▶ _THE TASK_: Copy all of the material exactly. Pictures are not to appear in the copy.

▶ _DATA LISTING_:

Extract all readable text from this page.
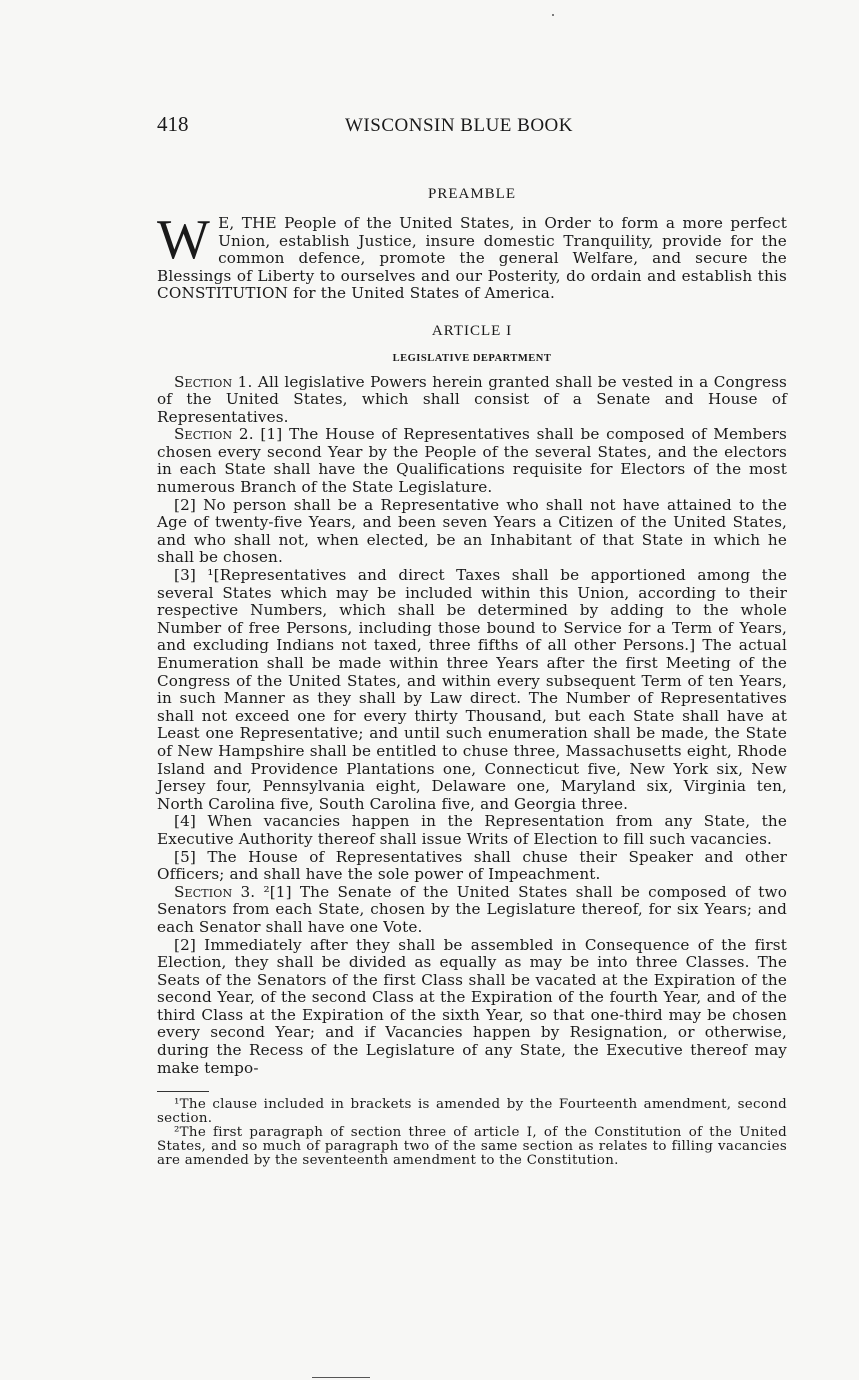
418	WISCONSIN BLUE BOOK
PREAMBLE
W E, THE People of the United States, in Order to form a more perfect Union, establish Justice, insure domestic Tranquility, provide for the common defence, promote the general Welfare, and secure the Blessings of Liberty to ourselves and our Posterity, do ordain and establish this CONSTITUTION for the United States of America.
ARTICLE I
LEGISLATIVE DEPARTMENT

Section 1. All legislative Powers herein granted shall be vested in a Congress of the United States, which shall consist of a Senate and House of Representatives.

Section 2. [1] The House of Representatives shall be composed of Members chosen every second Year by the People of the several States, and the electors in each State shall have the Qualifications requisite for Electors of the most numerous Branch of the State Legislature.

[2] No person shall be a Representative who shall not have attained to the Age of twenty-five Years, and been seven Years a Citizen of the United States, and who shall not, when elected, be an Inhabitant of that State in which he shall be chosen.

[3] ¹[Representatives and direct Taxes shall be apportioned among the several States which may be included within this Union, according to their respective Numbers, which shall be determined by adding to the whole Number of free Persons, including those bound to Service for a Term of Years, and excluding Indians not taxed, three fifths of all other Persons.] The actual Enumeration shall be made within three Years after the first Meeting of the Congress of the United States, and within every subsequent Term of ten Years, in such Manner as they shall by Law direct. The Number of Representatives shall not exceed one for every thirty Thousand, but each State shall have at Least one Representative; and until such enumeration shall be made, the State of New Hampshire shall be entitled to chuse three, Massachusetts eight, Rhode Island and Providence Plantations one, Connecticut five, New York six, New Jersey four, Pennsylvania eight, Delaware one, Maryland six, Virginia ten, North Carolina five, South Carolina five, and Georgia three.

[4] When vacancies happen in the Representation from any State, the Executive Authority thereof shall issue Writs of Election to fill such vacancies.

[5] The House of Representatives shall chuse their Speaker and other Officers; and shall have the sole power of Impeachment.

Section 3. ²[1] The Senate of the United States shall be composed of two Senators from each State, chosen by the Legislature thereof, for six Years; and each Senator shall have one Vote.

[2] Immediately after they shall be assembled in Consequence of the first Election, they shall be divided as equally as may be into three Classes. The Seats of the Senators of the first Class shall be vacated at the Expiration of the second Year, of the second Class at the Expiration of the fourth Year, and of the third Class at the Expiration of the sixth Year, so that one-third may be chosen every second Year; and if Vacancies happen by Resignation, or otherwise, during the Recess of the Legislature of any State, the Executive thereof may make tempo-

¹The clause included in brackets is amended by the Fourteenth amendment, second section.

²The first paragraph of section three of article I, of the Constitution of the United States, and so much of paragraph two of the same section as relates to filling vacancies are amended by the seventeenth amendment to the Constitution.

▶ _ANSWER TO THIS TASK_:
Extract all readable text from this page.
418	WISCONSIN BLUE BOOK
PREAMBLE
W E, THE People of the United States, in Order to form a more perfect Union, establish Justice, insure domestic Tranquility, provide for the common defence, promote the general Welfare, and secure the Blessings of Liberty to ourselves and our Posterity, do ordain and establish this CONSTITUTION for the United States of America.
ARTICLE I
LEGISLATIVE DEPARTMENT

Section 1. All legislative Powers herein granted shall be vested in a Congress of the United States, which shall consist of a Senate and House of Representatives.

Section 2. [1] The House of Representatives shall be composed of Members chosen every second Year by the People of the several States, and the electors in each State shall have the Qualifications requisite for Electors of the most numerous Branch of the State Legislature.

[2] No person shall be a Representative who shall not have attained to the Age of twenty-five Years, and been seven Years a Citizen of the United States, and who shall not, when elected, be an Inhabitant of that State in which he shall be chosen.

[3] ¹[Representatives and direct Taxes shall be apportioned among the several States which may be included within this Union, according to their respective Numbers, which shall be determined by adding to the whole Number of free Persons, including those bound to Service for a Term of Years, and excluding Indians not taxed, three fifths of all other Persons.] The actual Enumeration shall be made within three Years after the first Meeting of the Congress of the United States, and within every subsequent Term of ten Years, in such Manner as they shall by Law direct. The Number of Representatives shall not exceed one for every thirty Thousand, but each State shall have at Least one Representative; and until such enumeration shall be made, the State of New Hampshire shall be entitled to chuse three, Massachusetts eight, Rhode Island and Providence Plantations one, Connecticut five, New York six, New Jersey four, Pennsylvania eight, Delaware one, Maryland six, Virginia ten, North Carolina five, South Carolina five, and Georgia three.

[4] When vacancies happen in the Representation from any State, the Executive Authority thereof shall issue Writs of Election to fill such vacancies.

[5] The House of Representatives shall chuse their Speaker and other Officers; and shall have the sole power of Impeachment.

Section 3. ²[1] The Senate of the United States shall be composed of two Senators from each State, chosen by the Legislature thereof, for six Years; and each Senator shall have one Vote.

[2] Immediately after they shall be assembled in Consequence of the first Election, they shall be divided as equally as may be into three Classes. The Seats of the Senators of the first Class shall be vacated at the Expiration of the second Year, of the second Class at the Expiration of the fourth Year, and of the third Class at the Expiration of the sixth Year, so that one-third may be chosen every second Year; and if Vacancies happen by Resignation, or otherwise, during the Recess of the Legislature of any State, the Executive thereof may make tempo-

¹The clause included in brackets is amended by the Fourteenth amendment, second section.

²The first paragraph of section three of article I, of the Constitution of the United States, and so much of paragraph two of the same section as relates to filling vacancies are amended by the seventeenth amendment to the Constitution.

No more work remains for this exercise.